◆ **Items from a data source**:
■ ■ ■

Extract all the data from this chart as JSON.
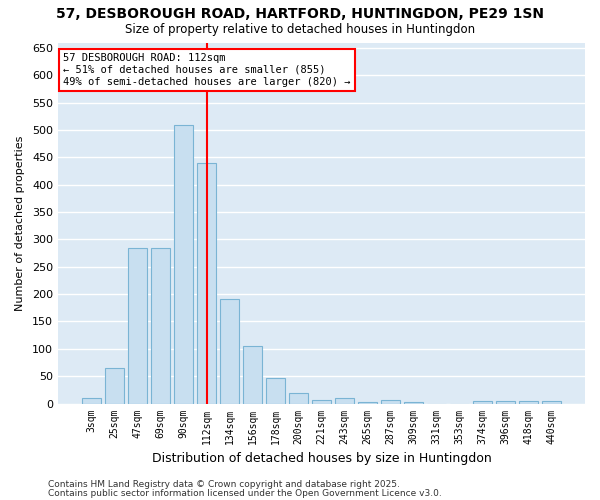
{
  "title": "57, DESBOROUGH ROAD, HARTFORD, HUNTINGDON, PE29 1SN",
  "subtitle": "Size of property relative to detached houses in Huntingdon",
  "xlabel": "Distribution of detached houses by size in Huntingdon",
  "ylabel": "Number of detached properties",
  "bar_color": "#c8dff0",
  "bar_edge_color": "#7ab4d4",
  "bg_color": "#ddeaf5",
  "grid_color": "#ffffff",
  "fig_color": "#ffffff",
  "red_line_x": 112,
  "annotation_text": "57 DESBOROUGH ROAD: 112sqm\n← 51% of detached houses are smaller (855)\n49% of semi-detached houses are larger (820) →",
  "categories": [
    "3sqm",
    "25sqm",
    "47sqm",
    "69sqm",
    "90sqm",
    "112sqm",
    "134sqm",
    "156sqm",
    "178sqm",
    "200sqm",
    "221sqm",
    "243sqm",
    "265sqm",
    "287sqm",
    "309sqm",
    "331sqm",
    "353sqm",
    "374sqm",
    "396sqm",
    "418sqm",
    "440sqm"
  ],
  "values": [
    10,
    65,
    285,
    285,
    510,
    440,
    192,
    105,
    46,
    20,
    7,
    11,
    3,
    7,
    3,
    0,
    0,
    5,
    5,
    5,
    5
  ],
  "ylim": [
    0,
    660
  ],
  "yticks": [
    0,
    50,
    100,
    150,
    200,
    250,
    300,
    350,
    400,
    450,
    500,
    550,
    600,
    650
  ],
  "footer1": "Contains HM Land Registry data © Crown copyright and database right 2025.",
  "footer2": "Contains public sector information licensed under the Open Government Licence v3.0."
}
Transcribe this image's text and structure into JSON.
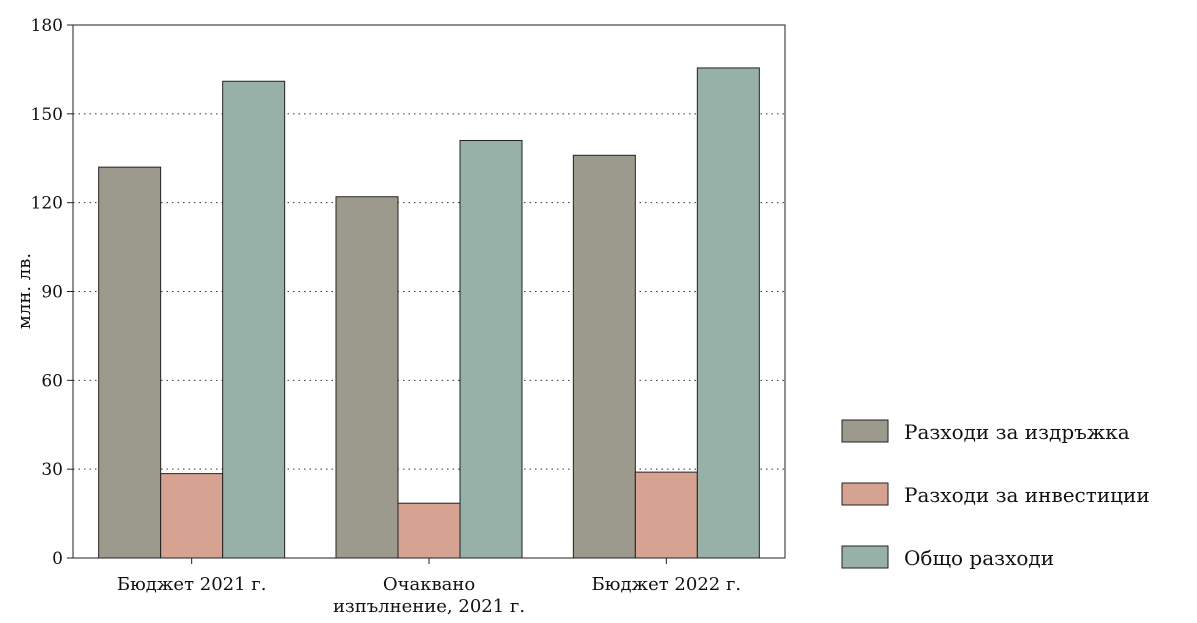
{
  "chart_data": {
    "type": "bar",
    "categories": [
      "Бюджет 2021 г.",
      "Очаквано изпълнение, 2021 г.",
      "Бюджет 2022 г."
    ],
    "category_lines": [
      [
        "Бюджет 2021 г."
      ],
      [
        "Очаквано",
        "изпълнение,  2021 г."
      ],
      [
        "Бюджет 2022 г."
      ]
    ],
    "series": [
      {
        "name": "Разходи за издръжка",
        "values": [
          132,
          122,
          136
        ],
        "color": "#9c998d"
      },
      {
        "name": "Разходи за инвестиции",
        "values": [
          28.5,
          18.5,
          29
        ],
        "color": "#d6a393"
      },
      {
        "name": "Общо разходи",
        "values": [
          161,
          141,
          165.5
        ],
        "color": "#97b1a9"
      }
    ],
    "title": "",
    "xlabel": "",
    "ylabel": "млн. лв.",
    "ylim": [
      0,
      180
    ],
    "yticks": [
      0,
      30,
      60,
      90,
      120,
      150,
      180
    ],
    "grid": true,
    "legend_position": "right"
  }
}
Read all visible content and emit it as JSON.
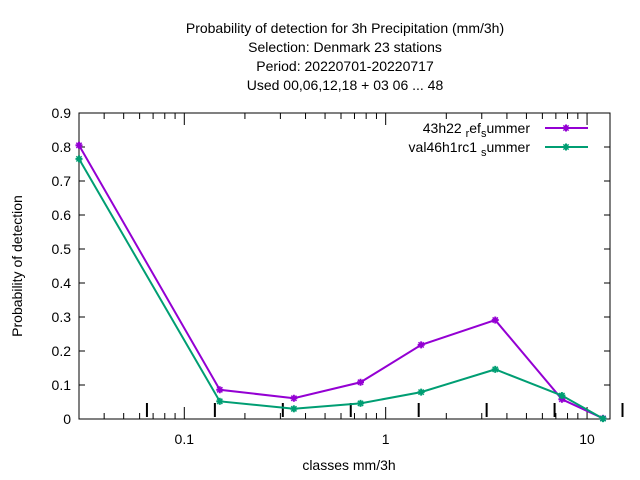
{
  "chart_data": {
    "type": "line",
    "title": [
      "Probability of detection  for 3h Precipitation (mm/3h)",
      "Selection: Denmark     23 stations",
      "Period: 20220701-20220717",
      "Used  00,06,12,18  + 03 06 ... 48"
    ],
    "xlabel": "classes mm/3h",
    "ylabel": "Probability of detection",
    "x_scale": "log",
    "xlim": [
      0.03,
      13
    ],
    "ylim": [
      0,
      0.9
    ],
    "x_ticks": [
      0.1,
      1,
      10
    ],
    "x_tick_labels": [
      "0.1",
      "1",
      "10"
    ],
    "y_ticks": [
      0,
      0.1,
      0.2,
      0.3,
      0.4,
      0.5,
      0.6,
      0.7,
      0.8,
      0.9
    ],
    "y_tick_labels": [
      "0",
      "0.1",
      "0.2",
      "0.3",
      "0.4",
      "0.5",
      "0.6",
      "0.7",
      "0.8",
      "0.9"
    ],
    "grid": false,
    "legend_position": "top-right",
    "series": [
      {
        "name": "43h22 ref summer",
        "legend_label": {
          "prefix": "43h22 ",
          "sub1": "r",
          "mid": "ef",
          "sub2": "s",
          "suffix": "ummer"
        },
        "color": "#9400d3",
        "x": [
          0.03,
          0.15,
          0.35,
          0.75,
          1.5,
          3.5,
          7.5,
          12
        ],
        "values": [
          0.805,
          0.086,
          0.061,
          0.108,
          0.218,
          0.291,
          0.058,
          0.002
        ]
      },
      {
        "name": "val46h1rc1 summer",
        "legend_label": {
          "prefix": "val46h1rc1 ",
          "sub1": "",
          "mid": "",
          "sub2": "s",
          "suffix": "ummer"
        },
        "color": "#009e73",
        "x": [
          0.03,
          0.15,
          0.35,
          0.75,
          1.5,
          3.5,
          7.5,
          12
        ],
        "values": [
          0.765,
          0.052,
          0.03,
          0.046,
          0.079,
          0.146,
          0.069,
          0.001
        ]
      }
    ]
  }
}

■ ■ ■

◆ **EXERCISE DETAILS**:
From the records, copy every line that has the string "JSON" in it.

◆ **EXERCISE RESULT**:
Extract all the data from this chart as JSON.
Transcribe this image's text and structure into JSON.
Read all visible content and emit it as JSON.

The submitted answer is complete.